What you have to do: Every record here needs to be written out again exactly.

Exercise data:
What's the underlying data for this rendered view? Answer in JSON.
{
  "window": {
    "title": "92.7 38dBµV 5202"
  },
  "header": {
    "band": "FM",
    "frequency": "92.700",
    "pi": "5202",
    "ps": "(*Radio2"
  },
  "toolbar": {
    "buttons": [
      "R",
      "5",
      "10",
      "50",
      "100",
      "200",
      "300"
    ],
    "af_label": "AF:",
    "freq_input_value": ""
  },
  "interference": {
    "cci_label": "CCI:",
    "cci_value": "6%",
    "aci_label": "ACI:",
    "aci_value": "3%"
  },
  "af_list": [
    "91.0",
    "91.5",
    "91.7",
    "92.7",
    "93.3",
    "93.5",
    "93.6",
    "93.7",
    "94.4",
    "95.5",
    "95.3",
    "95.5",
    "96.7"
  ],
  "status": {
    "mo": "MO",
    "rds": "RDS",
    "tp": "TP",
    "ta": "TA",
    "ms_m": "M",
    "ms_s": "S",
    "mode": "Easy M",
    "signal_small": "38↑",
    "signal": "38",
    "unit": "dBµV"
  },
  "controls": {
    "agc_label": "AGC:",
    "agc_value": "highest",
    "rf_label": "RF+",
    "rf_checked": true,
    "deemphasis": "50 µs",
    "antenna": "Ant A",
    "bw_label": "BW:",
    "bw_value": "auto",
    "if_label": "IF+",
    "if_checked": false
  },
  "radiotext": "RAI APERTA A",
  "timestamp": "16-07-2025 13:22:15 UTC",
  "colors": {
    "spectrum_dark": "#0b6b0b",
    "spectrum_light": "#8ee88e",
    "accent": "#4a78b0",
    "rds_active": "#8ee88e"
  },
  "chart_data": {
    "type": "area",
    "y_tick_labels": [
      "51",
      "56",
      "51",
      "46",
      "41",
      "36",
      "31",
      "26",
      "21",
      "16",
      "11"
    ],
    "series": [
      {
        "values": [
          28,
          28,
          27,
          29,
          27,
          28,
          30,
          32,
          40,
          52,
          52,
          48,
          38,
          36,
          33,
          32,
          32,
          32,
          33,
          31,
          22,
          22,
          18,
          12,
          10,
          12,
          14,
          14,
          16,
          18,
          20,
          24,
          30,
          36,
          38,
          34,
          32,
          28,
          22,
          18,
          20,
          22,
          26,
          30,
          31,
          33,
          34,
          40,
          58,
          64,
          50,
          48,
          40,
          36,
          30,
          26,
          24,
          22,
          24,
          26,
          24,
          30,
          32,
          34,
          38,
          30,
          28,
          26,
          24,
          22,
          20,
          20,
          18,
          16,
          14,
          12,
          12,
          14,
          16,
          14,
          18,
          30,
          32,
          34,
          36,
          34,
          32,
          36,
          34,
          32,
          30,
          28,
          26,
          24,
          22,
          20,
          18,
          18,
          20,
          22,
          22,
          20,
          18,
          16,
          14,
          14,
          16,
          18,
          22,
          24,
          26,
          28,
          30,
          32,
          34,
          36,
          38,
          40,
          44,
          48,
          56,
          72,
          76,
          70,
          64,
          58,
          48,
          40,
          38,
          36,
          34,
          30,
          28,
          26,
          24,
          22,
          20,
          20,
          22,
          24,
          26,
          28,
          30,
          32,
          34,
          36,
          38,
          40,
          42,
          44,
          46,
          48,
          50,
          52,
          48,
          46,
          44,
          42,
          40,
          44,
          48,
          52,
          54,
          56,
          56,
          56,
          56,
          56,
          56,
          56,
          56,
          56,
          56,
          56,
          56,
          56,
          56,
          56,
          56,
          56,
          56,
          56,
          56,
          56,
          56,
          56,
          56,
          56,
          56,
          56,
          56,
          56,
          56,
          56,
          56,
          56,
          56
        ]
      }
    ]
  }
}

Full response:
What's the underlying data for this rendered view? Answer in JSON.
{
  "window": {
    "title": "92.7 38dBµV 5202"
  },
  "header": {
    "band": "FM",
    "frequency": "92.700",
    "pi": "5202",
    "ps": "(*Radio2"
  },
  "toolbar": {
    "buttons": [
      "R",
      "5",
      "10",
      "50",
      "100",
      "200",
      "300"
    ],
    "af_label": "AF:",
    "freq_input_value": ""
  },
  "interference": {
    "cci_label": "CCI:",
    "cci_value": "6%",
    "aci_label": "ACI:",
    "aci_value": "3%"
  },
  "af_list": [
    "91.0",
    "91.5",
    "91.7",
    "92.7",
    "93.3",
    "93.5",
    "93.6",
    "93.7",
    "94.4",
    "95.5",
    "95.3",
    "95.5",
    "96.7"
  ],
  "status": {
    "mo": "MO",
    "rds": "RDS",
    "tp": "TP",
    "ta": "TA",
    "ms_m": "M",
    "ms_s": "S",
    "mode": "Easy M",
    "signal_small": "38↑",
    "signal": "38",
    "unit": "dBµV"
  },
  "controls": {
    "agc_label": "AGC:",
    "agc_value": "highest",
    "rf_label": "RF+",
    "rf_checked": true,
    "deemphasis": "50 µs",
    "antenna": "Ant A",
    "bw_label": "BW:",
    "bw_value": "auto",
    "if_label": "IF+",
    "if_checked": false
  },
  "radiotext": "RAI APERTA A",
  "timestamp": "16-07-2025 13:22:15 UTC",
  "colors": {
    "spectrum_dark": "#0b6b0b",
    "spectrum_light": "#8ee88e",
    "accent": "#4a78b0",
    "rds_active": "#8ee88e"
  },
  "chart_data": {
    "type": "area",
    "y_tick_labels": [
      "51",
      "56",
      "51",
      "46",
      "41",
      "36",
      "31",
      "26",
      "21",
      "16",
      "11"
    ],
    "series": [
      {
        "values": [
          28,
          28,
          27,
          29,
          27,
          28,
          30,
          32,
          40,
          52,
          52,
          48,
          38,
          36,
          33,
          32,
          32,
          32,
          33,
          31,
          22,
          22,
          18,
          12,
          10,
          12,
          14,
          14,
          16,
          18,
          20,
          24,
          30,
          36,
          38,
          34,
          32,
          28,
          22,
          18,
          20,
          22,
          26,
          30,
          31,
          33,
          34,
          40,
          58,
          64,
          50,
          48,
          40,
          36,
          30,
          26,
          24,
          22,
          24,
          26,
          24,
          30,
          32,
          34,
          38,
          30,
          28,
          26,
          24,
          22,
          20,
          20,
          18,
          16,
          14,
          12,
          12,
          14,
          16,
          14,
          18,
          30,
          32,
          34,
          36,
          34,
          32,
          36,
          34,
          32,
          30,
          28,
          26,
          24,
          22,
          20,
          18,
          18,
          20,
          22,
          22,
          20,
          18,
          16,
          14,
          14,
          16,
          18,
          22,
          24,
          26,
          28,
          30,
          32,
          34,
          36,
          38,
          40,
          44,
          48,
          56,
          72,
          76,
          70,
          64,
          58,
          48,
          40,
          38,
          36,
          34,
          30,
          28,
          26,
          24,
          22,
          20,
          20,
          22,
          24,
          26,
          28,
          30,
          32,
          34,
          36,
          38,
          40,
          42,
          44,
          46,
          48,
          50,
          52,
          48,
          46,
          44,
          42,
          40,
          44,
          48,
          52,
          54,
          56,
          56,
          56,
          56,
          56,
          56,
          56,
          56,
          56,
          56,
          56,
          56,
          56,
          56,
          56,
          56,
          56,
          56,
          56,
          56,
          56,
          56,
          56,
          56,
          56,
          56,
          56,
          56,
          56,
          56,
          56,
          56,
          56,
          56
        ]
      }
    ]
  }
}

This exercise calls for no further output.